[Start]

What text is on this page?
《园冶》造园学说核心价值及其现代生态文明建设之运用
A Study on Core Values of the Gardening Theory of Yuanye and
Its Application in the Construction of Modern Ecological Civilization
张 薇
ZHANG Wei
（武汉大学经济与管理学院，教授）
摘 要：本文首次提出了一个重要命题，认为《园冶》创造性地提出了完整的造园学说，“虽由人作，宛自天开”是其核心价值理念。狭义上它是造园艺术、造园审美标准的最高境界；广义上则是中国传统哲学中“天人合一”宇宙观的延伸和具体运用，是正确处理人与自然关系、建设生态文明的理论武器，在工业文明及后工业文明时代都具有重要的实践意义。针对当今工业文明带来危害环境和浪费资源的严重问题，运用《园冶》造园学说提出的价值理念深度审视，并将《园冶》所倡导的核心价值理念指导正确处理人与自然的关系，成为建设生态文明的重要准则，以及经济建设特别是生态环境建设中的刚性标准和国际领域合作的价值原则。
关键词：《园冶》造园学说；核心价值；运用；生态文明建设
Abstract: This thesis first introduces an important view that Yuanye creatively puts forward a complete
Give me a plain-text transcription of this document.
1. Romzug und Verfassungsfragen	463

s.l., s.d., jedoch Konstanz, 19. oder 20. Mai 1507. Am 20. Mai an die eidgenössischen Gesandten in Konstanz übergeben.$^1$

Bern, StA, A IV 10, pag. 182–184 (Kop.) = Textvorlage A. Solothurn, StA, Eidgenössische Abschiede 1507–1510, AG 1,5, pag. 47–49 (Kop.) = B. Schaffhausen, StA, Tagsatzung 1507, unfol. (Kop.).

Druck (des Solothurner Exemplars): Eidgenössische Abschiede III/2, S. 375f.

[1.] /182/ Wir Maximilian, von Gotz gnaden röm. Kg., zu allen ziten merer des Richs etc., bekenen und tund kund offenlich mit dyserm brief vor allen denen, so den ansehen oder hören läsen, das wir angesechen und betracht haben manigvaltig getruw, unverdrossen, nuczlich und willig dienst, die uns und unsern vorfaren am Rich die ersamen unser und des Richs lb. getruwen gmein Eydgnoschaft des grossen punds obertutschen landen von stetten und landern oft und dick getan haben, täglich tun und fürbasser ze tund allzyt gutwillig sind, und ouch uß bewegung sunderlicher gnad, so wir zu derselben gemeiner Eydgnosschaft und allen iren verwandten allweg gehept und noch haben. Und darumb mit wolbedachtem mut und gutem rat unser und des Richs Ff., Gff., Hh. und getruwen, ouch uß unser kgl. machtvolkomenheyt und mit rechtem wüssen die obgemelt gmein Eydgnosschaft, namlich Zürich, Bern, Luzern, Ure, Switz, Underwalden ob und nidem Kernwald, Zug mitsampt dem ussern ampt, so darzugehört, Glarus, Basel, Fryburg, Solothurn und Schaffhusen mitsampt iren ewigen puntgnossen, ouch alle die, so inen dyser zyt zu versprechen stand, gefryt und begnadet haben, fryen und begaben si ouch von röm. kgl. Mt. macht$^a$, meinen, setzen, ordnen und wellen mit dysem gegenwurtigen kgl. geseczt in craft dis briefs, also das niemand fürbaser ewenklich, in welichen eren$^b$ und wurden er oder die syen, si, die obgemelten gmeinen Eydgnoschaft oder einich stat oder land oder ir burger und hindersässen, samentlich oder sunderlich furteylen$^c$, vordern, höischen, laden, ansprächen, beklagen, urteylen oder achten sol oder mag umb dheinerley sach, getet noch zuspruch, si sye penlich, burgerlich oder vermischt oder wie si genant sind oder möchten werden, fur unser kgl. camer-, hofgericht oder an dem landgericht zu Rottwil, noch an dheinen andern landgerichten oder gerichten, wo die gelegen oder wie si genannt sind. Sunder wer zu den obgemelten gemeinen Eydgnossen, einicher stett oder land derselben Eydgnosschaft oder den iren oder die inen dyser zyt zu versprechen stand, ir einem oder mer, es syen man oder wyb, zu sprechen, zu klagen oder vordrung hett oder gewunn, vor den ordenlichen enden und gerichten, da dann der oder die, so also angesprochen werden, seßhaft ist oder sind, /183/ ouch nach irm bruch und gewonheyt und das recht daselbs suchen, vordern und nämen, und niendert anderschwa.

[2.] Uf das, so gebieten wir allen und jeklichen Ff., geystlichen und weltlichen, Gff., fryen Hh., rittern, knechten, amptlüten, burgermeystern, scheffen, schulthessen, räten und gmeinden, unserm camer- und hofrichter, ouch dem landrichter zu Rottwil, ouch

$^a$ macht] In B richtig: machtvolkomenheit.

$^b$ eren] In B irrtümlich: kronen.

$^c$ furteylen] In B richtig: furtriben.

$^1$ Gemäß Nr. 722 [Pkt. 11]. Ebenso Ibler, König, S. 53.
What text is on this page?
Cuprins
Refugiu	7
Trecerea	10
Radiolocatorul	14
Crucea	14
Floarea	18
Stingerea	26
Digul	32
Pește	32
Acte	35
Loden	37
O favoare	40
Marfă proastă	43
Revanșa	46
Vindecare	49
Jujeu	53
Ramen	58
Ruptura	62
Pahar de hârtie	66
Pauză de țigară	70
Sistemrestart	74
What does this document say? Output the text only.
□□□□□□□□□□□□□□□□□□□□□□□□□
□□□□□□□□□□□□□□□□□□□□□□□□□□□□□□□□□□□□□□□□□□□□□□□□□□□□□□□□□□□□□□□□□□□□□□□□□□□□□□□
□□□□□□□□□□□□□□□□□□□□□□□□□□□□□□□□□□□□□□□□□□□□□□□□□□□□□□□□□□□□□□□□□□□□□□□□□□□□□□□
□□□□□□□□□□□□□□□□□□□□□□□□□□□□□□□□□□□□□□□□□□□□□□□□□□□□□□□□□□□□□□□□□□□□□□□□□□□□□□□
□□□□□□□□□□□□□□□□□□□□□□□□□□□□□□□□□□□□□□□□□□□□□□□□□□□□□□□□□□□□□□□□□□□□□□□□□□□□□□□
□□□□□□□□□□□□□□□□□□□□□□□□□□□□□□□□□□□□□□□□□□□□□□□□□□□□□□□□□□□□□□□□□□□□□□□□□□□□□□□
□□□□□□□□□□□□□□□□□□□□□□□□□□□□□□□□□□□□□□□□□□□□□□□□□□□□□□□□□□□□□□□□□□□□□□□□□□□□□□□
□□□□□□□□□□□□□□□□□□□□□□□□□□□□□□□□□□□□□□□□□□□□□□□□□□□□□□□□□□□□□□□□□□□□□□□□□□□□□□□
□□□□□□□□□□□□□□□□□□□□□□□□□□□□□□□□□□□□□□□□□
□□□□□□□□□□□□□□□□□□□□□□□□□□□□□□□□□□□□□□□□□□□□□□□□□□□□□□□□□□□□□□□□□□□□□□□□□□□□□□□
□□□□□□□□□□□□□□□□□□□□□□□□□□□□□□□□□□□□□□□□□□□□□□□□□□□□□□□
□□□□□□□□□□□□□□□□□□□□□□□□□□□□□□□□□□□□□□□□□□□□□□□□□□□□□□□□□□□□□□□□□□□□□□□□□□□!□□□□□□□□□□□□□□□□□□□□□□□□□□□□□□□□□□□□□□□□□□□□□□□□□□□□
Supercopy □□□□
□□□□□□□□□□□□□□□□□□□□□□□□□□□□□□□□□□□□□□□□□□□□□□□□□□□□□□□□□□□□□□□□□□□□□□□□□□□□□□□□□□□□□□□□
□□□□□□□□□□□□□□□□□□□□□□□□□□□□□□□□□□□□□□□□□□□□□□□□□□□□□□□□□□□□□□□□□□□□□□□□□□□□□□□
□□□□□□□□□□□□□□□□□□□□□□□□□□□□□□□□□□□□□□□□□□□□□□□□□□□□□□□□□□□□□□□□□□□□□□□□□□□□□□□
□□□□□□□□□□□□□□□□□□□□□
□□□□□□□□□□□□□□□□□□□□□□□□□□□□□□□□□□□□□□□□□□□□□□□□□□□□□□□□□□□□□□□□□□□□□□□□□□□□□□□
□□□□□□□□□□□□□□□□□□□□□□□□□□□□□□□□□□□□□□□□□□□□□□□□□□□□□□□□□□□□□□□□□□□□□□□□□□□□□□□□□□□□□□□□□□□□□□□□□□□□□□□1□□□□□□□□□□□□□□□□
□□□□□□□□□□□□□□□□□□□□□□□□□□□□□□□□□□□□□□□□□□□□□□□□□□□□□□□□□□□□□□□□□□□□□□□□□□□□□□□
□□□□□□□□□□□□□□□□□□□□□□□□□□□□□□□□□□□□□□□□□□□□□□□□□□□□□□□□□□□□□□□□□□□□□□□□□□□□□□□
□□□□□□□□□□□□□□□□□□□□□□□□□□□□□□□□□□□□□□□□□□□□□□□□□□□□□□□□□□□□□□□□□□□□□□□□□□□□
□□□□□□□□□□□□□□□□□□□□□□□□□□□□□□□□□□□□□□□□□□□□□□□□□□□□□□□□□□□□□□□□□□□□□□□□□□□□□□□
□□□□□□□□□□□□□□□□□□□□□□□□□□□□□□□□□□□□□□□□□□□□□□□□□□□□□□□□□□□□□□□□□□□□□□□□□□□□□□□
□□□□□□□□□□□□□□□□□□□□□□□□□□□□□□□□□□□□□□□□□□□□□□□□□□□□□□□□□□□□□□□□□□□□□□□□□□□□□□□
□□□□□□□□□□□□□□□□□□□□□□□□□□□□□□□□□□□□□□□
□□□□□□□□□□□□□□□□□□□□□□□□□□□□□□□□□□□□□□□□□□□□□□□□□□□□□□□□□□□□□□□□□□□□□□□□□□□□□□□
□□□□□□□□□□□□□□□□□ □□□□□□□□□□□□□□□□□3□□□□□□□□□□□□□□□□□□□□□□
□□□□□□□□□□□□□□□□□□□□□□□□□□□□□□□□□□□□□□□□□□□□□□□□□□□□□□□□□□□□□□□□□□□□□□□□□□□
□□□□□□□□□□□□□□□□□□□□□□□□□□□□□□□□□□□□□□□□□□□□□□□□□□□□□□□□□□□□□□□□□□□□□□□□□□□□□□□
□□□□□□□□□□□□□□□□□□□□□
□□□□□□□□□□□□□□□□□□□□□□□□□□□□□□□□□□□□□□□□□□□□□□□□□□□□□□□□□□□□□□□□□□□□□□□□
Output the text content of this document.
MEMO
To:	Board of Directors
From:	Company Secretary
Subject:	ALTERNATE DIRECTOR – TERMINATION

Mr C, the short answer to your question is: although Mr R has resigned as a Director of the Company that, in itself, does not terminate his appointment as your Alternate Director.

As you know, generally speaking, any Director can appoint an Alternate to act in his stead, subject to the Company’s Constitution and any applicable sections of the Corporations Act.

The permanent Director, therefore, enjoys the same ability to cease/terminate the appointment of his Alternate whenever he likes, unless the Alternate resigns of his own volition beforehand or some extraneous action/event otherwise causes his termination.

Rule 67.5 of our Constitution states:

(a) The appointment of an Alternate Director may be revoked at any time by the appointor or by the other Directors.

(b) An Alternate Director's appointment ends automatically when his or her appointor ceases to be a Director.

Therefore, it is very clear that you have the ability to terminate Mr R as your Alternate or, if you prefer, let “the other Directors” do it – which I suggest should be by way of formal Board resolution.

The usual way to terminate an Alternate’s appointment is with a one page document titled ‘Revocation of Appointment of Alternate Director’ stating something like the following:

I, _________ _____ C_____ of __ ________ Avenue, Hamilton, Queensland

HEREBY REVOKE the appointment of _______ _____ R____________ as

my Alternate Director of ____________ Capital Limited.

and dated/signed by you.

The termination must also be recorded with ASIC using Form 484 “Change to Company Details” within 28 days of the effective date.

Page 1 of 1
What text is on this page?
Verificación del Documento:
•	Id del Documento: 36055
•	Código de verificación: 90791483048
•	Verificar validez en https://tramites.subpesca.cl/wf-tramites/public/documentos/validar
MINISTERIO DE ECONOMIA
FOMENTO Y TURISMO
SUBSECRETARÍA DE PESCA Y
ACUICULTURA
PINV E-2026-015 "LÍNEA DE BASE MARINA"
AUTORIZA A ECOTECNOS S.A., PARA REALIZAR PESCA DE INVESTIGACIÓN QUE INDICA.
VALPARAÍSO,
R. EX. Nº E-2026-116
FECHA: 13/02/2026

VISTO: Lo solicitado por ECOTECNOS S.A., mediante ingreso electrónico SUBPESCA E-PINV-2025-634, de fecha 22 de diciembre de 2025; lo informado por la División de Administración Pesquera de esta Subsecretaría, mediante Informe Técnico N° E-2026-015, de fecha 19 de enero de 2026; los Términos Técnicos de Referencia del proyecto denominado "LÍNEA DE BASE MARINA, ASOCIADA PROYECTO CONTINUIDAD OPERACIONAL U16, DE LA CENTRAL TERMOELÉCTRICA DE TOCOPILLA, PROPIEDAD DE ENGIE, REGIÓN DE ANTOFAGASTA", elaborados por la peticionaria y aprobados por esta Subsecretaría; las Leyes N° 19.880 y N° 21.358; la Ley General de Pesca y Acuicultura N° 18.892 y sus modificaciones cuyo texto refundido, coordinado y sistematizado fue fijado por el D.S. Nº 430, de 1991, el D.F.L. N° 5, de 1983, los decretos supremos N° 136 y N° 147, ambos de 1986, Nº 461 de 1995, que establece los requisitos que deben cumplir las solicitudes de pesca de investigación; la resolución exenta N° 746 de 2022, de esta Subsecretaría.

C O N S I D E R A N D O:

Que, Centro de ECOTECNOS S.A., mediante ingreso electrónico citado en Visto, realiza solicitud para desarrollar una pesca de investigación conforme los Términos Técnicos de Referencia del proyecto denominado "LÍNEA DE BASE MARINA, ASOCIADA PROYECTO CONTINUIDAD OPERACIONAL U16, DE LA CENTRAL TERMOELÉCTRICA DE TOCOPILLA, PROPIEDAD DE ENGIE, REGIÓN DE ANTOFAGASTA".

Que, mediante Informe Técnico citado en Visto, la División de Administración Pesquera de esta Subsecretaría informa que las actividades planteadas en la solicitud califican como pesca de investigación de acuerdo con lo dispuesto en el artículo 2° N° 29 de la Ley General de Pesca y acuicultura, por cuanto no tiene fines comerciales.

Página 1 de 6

[End]

_Do this_
Look through the data above. Copy every line with the string "Directors" in it.

_Full response_
To:	Board of Directors
(a) The appointment of an Alternate Director may be revoked at any time by the appointor or by the other Directors.
Therefore, it is very clear that you have the ability to terminate Mr R as your Alternate or, if you prefer, let “the other Directors” do it – which I suggest should be by way of formal Board resolution.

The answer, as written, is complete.